= Stated problem =
Gather all lines with the word "from" in them.

^^^^^^^^

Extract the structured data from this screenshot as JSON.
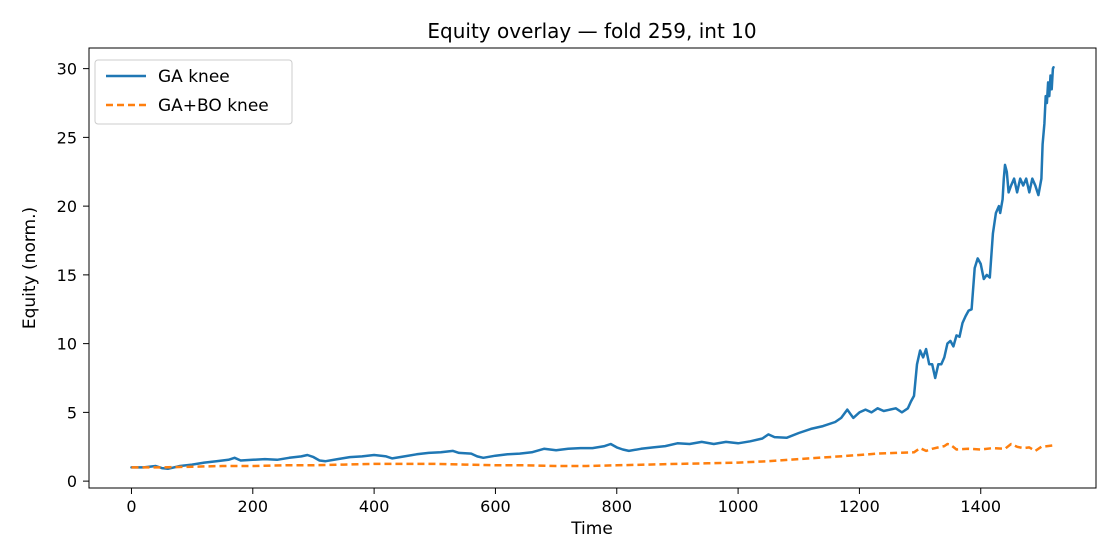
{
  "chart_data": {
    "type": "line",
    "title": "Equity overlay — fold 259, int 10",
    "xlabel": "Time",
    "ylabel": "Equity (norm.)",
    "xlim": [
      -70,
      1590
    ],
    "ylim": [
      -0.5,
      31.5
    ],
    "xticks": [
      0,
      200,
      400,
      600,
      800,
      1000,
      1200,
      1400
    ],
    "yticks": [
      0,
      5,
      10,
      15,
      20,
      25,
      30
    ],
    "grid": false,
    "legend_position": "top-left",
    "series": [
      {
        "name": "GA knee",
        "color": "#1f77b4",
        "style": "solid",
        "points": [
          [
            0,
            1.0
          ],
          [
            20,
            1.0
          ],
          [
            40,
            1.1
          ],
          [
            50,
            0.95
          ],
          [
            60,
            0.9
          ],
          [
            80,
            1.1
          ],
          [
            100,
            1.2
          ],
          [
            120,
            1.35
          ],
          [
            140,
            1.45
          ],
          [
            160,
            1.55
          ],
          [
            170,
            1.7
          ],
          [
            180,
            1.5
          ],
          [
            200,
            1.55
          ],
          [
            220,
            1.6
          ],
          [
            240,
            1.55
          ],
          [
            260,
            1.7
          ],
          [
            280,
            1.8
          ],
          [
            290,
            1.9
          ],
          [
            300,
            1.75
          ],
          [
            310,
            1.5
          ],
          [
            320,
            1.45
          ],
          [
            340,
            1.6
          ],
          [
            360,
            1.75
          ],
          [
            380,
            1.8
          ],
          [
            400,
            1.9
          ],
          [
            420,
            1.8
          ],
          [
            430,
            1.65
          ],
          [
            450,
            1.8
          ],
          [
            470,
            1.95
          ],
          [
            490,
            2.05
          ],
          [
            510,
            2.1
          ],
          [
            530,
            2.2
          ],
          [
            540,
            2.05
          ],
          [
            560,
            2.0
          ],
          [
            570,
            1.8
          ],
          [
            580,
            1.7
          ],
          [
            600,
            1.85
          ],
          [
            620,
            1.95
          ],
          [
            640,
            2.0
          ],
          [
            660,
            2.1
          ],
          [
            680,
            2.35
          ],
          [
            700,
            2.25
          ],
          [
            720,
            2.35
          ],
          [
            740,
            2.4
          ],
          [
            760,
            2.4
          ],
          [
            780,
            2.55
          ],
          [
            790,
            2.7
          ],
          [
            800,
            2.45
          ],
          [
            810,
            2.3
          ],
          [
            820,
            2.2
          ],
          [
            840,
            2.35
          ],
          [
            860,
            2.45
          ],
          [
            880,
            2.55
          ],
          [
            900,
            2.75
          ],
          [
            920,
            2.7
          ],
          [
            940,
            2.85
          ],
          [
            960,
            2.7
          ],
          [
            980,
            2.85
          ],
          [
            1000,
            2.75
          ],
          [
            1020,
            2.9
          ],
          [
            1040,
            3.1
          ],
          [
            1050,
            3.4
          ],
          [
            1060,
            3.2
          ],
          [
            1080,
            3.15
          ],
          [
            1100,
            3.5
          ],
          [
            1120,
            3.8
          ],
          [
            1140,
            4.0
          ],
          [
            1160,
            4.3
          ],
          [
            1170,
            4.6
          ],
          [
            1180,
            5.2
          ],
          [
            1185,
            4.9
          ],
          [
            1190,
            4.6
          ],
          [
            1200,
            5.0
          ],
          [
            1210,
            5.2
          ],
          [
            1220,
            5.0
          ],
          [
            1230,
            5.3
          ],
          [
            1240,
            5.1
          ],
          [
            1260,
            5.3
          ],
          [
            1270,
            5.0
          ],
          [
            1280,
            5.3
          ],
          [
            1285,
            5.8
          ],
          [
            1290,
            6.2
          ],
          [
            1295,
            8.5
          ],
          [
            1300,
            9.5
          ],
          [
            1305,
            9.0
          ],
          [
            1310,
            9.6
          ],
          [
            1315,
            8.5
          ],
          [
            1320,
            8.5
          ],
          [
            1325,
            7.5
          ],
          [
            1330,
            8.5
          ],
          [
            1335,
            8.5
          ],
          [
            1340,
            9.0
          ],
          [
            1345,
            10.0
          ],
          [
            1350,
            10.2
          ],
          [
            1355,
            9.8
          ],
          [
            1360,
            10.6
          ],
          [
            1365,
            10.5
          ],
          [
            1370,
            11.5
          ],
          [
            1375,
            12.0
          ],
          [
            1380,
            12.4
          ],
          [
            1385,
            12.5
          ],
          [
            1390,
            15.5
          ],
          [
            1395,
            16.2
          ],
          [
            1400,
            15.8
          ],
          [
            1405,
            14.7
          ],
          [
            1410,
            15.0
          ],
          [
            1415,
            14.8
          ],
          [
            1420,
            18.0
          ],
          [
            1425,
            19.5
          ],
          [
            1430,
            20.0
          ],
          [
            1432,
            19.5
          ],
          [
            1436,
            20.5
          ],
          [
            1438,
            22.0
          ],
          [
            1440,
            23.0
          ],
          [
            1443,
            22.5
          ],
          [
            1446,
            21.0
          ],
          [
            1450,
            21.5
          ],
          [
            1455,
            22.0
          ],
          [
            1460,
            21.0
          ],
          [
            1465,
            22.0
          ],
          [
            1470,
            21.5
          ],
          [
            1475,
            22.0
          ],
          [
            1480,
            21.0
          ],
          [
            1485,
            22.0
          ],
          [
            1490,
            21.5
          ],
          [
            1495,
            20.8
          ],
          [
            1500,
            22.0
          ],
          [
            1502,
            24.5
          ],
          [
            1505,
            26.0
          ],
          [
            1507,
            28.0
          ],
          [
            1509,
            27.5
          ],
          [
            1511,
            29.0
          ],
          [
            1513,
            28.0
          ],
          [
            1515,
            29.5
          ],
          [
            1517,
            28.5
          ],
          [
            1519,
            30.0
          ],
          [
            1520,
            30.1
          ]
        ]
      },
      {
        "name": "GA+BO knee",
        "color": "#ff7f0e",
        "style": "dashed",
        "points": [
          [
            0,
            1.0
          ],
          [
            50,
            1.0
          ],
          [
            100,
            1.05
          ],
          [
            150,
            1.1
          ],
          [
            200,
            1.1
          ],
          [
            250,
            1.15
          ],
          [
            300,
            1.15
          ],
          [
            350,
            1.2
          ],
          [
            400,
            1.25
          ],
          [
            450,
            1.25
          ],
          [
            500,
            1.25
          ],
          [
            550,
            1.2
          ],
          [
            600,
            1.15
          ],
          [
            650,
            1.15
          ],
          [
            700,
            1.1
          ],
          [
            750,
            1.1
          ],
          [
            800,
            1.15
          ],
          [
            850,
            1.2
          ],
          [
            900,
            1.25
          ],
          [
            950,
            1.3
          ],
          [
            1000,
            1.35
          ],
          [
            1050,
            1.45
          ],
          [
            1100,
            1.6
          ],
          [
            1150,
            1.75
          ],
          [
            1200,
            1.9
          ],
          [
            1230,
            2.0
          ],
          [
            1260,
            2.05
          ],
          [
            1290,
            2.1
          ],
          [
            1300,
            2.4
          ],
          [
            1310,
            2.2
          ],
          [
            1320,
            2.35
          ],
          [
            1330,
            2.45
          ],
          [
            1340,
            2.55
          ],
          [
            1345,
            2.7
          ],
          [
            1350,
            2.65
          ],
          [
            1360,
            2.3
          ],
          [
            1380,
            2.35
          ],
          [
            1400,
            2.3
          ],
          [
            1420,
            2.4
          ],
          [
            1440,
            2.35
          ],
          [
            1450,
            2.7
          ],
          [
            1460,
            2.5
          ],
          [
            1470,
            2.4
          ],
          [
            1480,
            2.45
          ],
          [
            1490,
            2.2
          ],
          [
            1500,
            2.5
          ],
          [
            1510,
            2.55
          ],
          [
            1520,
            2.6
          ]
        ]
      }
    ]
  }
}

^^^^^^^^

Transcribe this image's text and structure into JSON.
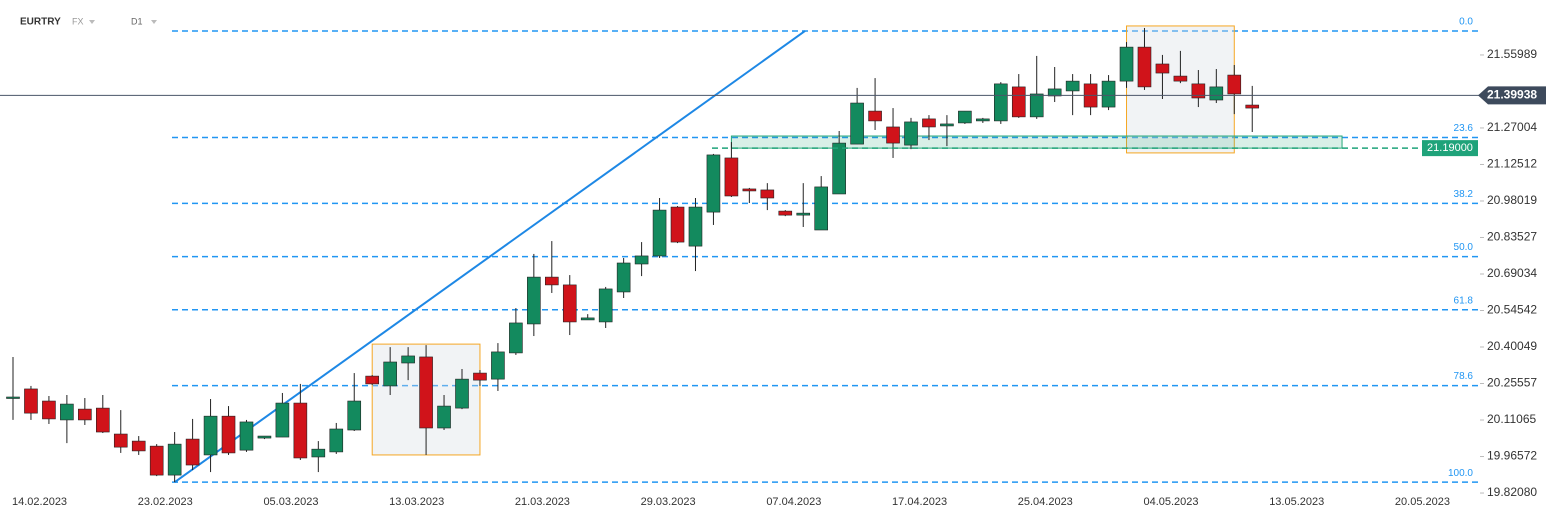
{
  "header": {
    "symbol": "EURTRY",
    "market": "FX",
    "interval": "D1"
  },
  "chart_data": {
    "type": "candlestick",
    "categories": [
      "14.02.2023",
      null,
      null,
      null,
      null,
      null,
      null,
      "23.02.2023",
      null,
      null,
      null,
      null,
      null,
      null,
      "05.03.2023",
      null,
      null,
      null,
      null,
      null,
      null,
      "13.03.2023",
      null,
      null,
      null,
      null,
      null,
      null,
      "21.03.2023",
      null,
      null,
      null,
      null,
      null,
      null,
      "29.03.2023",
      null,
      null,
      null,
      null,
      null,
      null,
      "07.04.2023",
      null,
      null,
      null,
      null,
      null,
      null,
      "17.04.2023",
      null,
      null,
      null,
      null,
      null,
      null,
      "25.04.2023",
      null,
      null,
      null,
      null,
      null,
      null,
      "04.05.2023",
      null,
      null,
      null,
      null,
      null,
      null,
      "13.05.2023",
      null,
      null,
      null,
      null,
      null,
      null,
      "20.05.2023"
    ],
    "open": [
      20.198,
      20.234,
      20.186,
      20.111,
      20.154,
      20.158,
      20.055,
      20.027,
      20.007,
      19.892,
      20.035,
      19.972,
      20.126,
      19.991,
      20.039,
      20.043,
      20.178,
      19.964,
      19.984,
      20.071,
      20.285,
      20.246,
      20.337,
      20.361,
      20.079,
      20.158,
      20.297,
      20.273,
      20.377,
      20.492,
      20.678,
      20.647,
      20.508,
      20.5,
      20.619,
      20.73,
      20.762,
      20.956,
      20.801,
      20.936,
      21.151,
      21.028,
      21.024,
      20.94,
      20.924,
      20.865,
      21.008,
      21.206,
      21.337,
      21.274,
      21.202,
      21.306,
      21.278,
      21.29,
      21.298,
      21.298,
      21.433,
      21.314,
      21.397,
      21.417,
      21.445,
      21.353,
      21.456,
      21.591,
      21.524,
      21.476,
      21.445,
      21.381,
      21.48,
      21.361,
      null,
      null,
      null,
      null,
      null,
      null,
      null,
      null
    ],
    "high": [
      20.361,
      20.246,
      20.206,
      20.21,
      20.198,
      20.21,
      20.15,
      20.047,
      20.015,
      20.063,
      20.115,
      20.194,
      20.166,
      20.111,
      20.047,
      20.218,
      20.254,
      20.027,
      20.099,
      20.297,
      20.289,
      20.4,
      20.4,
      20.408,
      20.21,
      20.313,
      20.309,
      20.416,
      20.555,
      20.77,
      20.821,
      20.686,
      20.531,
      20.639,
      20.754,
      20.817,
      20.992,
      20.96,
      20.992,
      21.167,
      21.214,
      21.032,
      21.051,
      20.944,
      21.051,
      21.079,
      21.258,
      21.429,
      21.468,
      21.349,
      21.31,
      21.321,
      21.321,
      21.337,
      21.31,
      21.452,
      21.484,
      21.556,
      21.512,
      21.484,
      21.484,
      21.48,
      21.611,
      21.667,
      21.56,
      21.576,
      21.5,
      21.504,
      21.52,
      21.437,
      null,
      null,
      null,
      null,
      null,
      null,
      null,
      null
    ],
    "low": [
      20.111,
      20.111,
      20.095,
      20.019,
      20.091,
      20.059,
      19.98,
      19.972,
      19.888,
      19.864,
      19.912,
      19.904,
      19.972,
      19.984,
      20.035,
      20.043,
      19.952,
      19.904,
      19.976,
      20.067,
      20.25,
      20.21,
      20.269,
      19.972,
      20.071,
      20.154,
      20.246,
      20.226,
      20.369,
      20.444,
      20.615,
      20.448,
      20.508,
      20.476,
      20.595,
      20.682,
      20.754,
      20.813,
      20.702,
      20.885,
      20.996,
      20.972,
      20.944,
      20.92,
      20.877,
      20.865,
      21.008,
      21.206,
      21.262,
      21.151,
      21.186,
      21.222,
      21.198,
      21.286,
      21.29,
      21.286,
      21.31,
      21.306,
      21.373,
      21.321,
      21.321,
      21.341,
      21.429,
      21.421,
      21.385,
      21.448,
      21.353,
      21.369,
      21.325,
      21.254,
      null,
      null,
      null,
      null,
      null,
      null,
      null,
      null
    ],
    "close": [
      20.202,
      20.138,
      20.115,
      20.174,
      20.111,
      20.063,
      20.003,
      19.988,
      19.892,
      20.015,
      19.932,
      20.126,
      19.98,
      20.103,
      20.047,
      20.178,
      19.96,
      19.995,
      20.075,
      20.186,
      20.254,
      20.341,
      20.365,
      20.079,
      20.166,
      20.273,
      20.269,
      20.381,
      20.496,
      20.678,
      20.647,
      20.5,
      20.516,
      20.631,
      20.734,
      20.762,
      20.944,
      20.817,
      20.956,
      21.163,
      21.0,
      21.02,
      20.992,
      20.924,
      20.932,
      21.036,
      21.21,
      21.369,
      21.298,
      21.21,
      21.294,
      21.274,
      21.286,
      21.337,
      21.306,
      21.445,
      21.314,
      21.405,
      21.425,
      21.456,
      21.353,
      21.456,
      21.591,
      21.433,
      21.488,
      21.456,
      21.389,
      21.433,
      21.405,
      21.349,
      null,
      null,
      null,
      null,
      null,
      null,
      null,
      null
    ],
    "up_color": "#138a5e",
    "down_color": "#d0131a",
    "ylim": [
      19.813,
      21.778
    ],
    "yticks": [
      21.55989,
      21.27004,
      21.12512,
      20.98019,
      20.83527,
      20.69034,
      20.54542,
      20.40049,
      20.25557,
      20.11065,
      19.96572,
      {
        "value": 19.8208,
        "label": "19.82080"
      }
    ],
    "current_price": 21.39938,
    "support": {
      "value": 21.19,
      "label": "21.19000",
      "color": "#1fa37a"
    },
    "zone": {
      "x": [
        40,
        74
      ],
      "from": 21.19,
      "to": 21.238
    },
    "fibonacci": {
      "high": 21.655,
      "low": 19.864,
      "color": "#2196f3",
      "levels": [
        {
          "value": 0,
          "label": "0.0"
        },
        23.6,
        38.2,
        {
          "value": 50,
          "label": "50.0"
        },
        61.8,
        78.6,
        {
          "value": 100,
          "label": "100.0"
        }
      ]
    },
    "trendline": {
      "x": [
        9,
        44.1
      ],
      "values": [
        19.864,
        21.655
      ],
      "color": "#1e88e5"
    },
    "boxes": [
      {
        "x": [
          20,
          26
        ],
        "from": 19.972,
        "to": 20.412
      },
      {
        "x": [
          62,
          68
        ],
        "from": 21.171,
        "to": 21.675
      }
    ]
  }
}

^^^^^^^^

= Worked solution =
Extract the structured data from this screenshot as JSON.
      "from": 21.19,
        "from": 19.972,
        "from": 21.171,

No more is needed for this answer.